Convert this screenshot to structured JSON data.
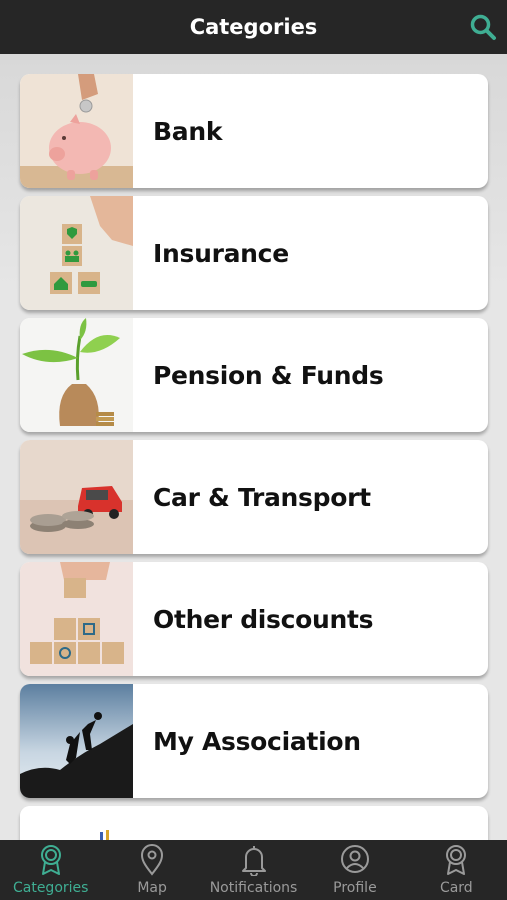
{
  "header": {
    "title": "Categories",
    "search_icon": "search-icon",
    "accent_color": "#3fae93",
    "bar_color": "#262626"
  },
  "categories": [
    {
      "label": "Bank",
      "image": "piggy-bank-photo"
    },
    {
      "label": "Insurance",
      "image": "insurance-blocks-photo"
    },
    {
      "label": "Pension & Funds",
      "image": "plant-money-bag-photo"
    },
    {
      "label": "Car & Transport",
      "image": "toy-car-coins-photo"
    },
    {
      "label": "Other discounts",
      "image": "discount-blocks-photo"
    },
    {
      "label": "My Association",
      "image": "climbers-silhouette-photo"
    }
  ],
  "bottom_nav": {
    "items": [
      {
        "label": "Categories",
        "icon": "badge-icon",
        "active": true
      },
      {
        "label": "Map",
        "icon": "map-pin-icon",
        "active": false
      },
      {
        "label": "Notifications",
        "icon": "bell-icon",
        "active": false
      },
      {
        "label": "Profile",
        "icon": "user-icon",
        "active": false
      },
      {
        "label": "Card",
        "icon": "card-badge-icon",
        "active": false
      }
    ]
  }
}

■ ■ ■ ■ ■ ■ ■

Description of the task →
Leave the pictures out and reproduce all of the records exactly.

Correct answer →
Convert this screenshot to structured JSON data.
{
  "header": {
    "title": "Categories",
    "search_icon": "search-icon",
    "accent_color": "#3fae93",
    "bar_color": "#262626"
  },
  "categories": [
    {
      "label": "Bank",
      "image": "piggy-bank-photo"
    },
    {
      "label": "Insurance",
      "image": "insurance-blocks-photo"
    },
    {
      "label": "Pension & Funds",
      "image": "plant-money-bag-photo"
    },
    {
      "label": "Car & Transport",
      "image": "toy-car-coins-photo"
    },
    {
      "label": "Other discounts",
      "image": "discount-blocks-photo"
    },
    {
      "label": "My Association",
      "image": "climbers-silhouette-photo"
    }
  ],
  "bottom_nav": {
    "items": [
      {
        "label": "Categories",
        "icon": "badge-icon",
        "active": true
      },
      {
        "label": "Map",
        "icon": "map-pin-icon",
        "active": false
      },
      {
        "label": "Notifications",
        "icon": "bell-icon",
        "active": false
      },
      {
        "label": "Profile",
        "icon": "user-icon",
        "active": false
      },
      {
        "label": "Card",
        "icon": "card-badge-icon",
        "active": false
      }
    ]
  }
}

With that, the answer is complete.